Saved entries
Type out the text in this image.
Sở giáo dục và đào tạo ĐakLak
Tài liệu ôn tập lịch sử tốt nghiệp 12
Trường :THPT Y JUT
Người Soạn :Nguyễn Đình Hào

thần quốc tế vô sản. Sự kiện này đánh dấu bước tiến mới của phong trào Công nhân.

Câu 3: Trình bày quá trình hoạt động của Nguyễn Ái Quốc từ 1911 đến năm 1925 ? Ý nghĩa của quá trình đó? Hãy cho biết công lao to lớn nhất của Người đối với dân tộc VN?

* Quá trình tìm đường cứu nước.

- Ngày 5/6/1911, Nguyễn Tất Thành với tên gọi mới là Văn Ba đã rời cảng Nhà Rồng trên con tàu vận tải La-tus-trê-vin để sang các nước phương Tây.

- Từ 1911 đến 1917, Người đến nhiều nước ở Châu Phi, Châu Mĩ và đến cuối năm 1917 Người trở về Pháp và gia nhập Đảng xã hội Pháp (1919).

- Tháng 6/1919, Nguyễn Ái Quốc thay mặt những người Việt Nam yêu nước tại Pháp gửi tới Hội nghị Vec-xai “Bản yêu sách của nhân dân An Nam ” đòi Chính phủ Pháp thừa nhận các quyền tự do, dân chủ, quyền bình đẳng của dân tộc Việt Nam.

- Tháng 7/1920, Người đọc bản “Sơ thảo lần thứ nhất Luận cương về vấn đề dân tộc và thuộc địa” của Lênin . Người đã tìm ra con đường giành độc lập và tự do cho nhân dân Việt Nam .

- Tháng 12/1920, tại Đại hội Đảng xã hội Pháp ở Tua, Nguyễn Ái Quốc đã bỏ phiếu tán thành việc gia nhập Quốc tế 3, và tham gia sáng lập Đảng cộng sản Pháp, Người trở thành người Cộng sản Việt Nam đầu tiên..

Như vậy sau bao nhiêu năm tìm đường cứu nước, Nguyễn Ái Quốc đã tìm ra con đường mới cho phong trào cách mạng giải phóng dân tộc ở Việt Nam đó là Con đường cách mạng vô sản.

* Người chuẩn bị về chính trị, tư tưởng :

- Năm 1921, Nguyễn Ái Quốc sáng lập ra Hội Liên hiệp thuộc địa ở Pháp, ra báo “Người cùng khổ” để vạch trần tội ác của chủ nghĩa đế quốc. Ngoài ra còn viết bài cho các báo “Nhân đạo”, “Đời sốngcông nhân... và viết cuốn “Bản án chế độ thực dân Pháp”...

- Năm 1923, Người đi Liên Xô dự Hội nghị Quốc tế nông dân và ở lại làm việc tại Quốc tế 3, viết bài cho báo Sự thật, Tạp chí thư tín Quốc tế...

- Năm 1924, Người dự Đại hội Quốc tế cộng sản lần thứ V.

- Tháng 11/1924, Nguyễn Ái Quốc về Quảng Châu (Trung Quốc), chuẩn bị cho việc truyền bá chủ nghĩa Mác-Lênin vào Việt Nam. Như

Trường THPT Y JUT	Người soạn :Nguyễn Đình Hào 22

Objective -
In the entries above, find each line with the word "phong" and copy it.

Expected answer -
thần quốc tế vô sản. Sự kiện này đánh dấu bước tiến mới của phong trào Công nhân.
Như vậy sau bao nhiêu năm tìm đường cứu nước, Nguyễn Ái Quốc đã tìm ra con đường mới cho phong trào cách mạng giải phóng dân tộc ở Việt Nam đó là Con đường cách mạng vô sản.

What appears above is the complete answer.